Extracted data entries

┄┄┄┄┄┄┄┄┄┄┄┄┄┄┄┄┄┄┄┄

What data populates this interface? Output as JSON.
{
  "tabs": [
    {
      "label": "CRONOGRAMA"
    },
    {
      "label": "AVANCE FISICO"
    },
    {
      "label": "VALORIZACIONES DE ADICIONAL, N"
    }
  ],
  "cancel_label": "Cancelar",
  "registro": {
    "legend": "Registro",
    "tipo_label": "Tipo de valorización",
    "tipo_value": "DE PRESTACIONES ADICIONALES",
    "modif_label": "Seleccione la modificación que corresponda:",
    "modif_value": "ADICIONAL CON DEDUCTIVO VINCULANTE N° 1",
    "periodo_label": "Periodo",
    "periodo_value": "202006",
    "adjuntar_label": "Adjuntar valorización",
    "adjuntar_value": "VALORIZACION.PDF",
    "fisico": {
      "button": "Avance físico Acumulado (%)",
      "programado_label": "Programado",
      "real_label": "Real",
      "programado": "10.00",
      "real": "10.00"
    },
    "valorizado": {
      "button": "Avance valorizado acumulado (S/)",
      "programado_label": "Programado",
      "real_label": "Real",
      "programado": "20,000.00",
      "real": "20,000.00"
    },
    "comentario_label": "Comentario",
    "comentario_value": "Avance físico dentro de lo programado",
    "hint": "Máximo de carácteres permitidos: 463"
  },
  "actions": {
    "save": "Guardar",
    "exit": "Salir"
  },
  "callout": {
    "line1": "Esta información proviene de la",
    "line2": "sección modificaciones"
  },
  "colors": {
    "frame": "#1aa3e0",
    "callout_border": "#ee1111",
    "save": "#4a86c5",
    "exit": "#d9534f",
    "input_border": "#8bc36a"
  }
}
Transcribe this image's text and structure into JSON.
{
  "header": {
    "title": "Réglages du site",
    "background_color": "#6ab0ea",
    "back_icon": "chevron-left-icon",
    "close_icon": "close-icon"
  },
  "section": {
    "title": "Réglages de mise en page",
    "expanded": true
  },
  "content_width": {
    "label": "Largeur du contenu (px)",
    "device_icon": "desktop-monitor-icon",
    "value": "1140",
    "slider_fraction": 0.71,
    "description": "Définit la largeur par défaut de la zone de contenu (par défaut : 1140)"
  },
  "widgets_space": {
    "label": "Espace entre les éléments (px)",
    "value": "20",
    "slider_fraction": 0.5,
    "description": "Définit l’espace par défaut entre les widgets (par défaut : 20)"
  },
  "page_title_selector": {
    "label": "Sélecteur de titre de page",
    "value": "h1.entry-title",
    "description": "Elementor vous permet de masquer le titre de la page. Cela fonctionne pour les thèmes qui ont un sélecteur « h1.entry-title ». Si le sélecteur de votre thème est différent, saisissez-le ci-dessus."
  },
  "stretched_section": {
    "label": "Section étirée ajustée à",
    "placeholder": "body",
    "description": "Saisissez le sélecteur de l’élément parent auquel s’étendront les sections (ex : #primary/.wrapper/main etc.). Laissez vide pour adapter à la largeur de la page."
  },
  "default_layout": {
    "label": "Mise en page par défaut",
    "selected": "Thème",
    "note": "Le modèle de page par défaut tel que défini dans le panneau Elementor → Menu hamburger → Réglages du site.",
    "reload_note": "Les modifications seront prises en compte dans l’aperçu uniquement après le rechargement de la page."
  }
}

┄┄┄┄┄┄┄┄┄┄┄┄┄┄┄┄┄┄┄┄

**Your task:** Give the material above again, word for word.

**Complete answer:**
What data populates this interface? Output as JSON.
{
  "tabs": [
    {
      "label": "CRONOGRAMA"
    },
    {
      "label": "AVANCE FISICO"
    },
    {
      "label": "VALORIZACIONES DE ADICIONAL, N"
    }
  ],
  "cancel_label": "Cancelar",
  "registro": {
    "legend": "Registro",
    "tipo_label": "Tipo de valorización",
    "tipo_value": "DE PRESTACIONES ADICIONALES",
    "modif_label": "Seleccione la modificación que corresponda:",
    "modif_value": "ADICIONAL CON DEDUCTIVO VINCULANTE N° 1",
    "periodo_label": "Periodo",
    "periodo_value": "202006",
    "adjuntar_label": "Adjuntar valorización",
    "adjuntar_value": "VALORIZACION.PDF",
    "fisico": {
      "button": "Avance físico Acumulado (%)",
      "programado_label": "Programado",
      "real_label": "Real",
      "programado": "10.00",
      "real": "10.00"
    },
    "valorizado": {
      "button": "Avance valorizado acumulado (S/)",
      "programado_label": "Programado",
      "real_label": "Real",
      "programado": "20,000.00",
      "real": "20,000.00"
    },
    "comentario_label": "Comentario",
    "comentario_value": "Avance físico dentro de lo programado",
    "hint": "Máximo de carácteres permitidos: 463"
  },
  "actions": {
    "save": "Guardar",
    "exit": "Salir"
  },
  "callout": {
    "line1": "Esta información proviene de la",
    "line2": "sección modificaciones"
  },
  "colors": {
    "frame": "#1aa3e0",
    "callout_border": "#ee1111",
    "save": "#4a86c5",
    "exit": "#d9534f",
    "input_border": "#8bc36a"
  }
}
Transcribe this image's text and structure into JSON.
{
  "header": {
    "title": "Réglages du site",
    "background_color": "#6ab0ea",
    "back_icon": "chevron-left-icon",
    "close_icon": "close-icon"
  },
  "section": {
    "title": "Réglages de mise en page",
    "expanded": true
  },
  "content_width": {
    "label": "Largeur du contenu (px)",
    "device_icon": "desktop-monitor-icon",
    "value": "1140",
    "slider_fraction": 0.71,
    "description": "Définit la largeur par défaut de la zone de contenu (par défaut : 1140)"
  },
  "widgets_space": {
    "label": "Espace entre les éléments (px)",
    "value": "20",
    "slider_fraction": 0.5,
    "description": "Définit l’espace par défaut entre les widgets (par défaut : 20)"
  },
  "page_title_selector": {
    "label": "Sélecteur de titre de page",
    "value": "h1.entry-title",
    "description": "Elementor vous permet de masquer le titre de la page. Cela fonctionne pour les thèmes qui ont un sélecteur « h1.entry-title ». Si le sélecteur de votre thème est différent, saisissez-le ci-dessus."
  },
  "stretched_section": {
    "label": "Section étirée ajustée à",
    "placeholder": "body",
    "description": "Saisissez le sélecteur de l’élément parent auquel s’étendront les sections (ex : #primary/.wrapper/main etc.). Laissez vide pour adapter à la largeur de la page."
  },
  "default_layout": {
    "label": "Mise en page par défaut",
    "selected": "Thème",
    "note": "Le modèle de page par défaut tel que défini dans le panneau Elementor → Menu hamburger → Réglages du site.",
    "reload_note": "Les modifications seront prises en compte dans l’aperçu uniquement après le rechargement de la page."
  }
}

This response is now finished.